Take every line from the material that has the word "изменчивости" in it.

>> START

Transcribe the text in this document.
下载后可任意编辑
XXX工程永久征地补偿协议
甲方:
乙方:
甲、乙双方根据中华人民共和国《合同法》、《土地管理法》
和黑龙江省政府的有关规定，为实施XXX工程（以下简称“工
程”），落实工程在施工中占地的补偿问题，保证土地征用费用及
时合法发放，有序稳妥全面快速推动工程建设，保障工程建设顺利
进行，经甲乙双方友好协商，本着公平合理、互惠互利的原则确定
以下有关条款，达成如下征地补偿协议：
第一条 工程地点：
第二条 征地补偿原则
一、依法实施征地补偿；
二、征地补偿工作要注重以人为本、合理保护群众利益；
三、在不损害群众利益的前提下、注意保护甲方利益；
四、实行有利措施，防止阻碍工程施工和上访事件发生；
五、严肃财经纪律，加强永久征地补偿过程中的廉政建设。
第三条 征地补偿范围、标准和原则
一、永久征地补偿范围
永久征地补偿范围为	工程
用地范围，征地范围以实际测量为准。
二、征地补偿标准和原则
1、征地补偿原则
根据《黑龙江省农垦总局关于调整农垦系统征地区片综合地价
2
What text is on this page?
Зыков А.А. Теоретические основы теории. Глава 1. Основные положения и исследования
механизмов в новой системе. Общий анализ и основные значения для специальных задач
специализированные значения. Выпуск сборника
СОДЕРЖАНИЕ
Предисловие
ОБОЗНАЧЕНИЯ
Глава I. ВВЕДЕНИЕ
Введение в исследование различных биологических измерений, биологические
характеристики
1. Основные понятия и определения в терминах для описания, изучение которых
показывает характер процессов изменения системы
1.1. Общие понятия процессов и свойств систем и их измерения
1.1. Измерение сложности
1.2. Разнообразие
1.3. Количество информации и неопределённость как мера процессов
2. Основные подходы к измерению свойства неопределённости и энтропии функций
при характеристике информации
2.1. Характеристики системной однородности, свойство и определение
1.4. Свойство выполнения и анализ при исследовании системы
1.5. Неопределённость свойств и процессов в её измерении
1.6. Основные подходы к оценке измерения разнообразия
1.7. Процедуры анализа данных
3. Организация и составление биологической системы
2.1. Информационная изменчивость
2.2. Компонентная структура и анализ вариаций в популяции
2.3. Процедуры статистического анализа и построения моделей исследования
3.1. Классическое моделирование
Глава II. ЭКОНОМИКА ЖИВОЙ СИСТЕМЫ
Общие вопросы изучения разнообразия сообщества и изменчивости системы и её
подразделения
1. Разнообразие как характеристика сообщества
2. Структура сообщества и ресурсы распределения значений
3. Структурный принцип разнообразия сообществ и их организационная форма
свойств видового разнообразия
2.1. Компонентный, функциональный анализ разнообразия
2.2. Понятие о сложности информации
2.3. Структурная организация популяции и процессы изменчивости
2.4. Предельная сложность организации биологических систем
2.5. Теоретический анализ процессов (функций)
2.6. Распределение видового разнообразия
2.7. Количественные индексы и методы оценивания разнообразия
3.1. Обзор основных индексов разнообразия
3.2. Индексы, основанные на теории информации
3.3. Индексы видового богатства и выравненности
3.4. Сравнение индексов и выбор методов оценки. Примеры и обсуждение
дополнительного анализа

>> END

* _Solution to this problem_
Общие вопросы изучения разнообразия сообщества и изменчивости системы и её
2.3. Структурная организация популяции и процессы изменчивости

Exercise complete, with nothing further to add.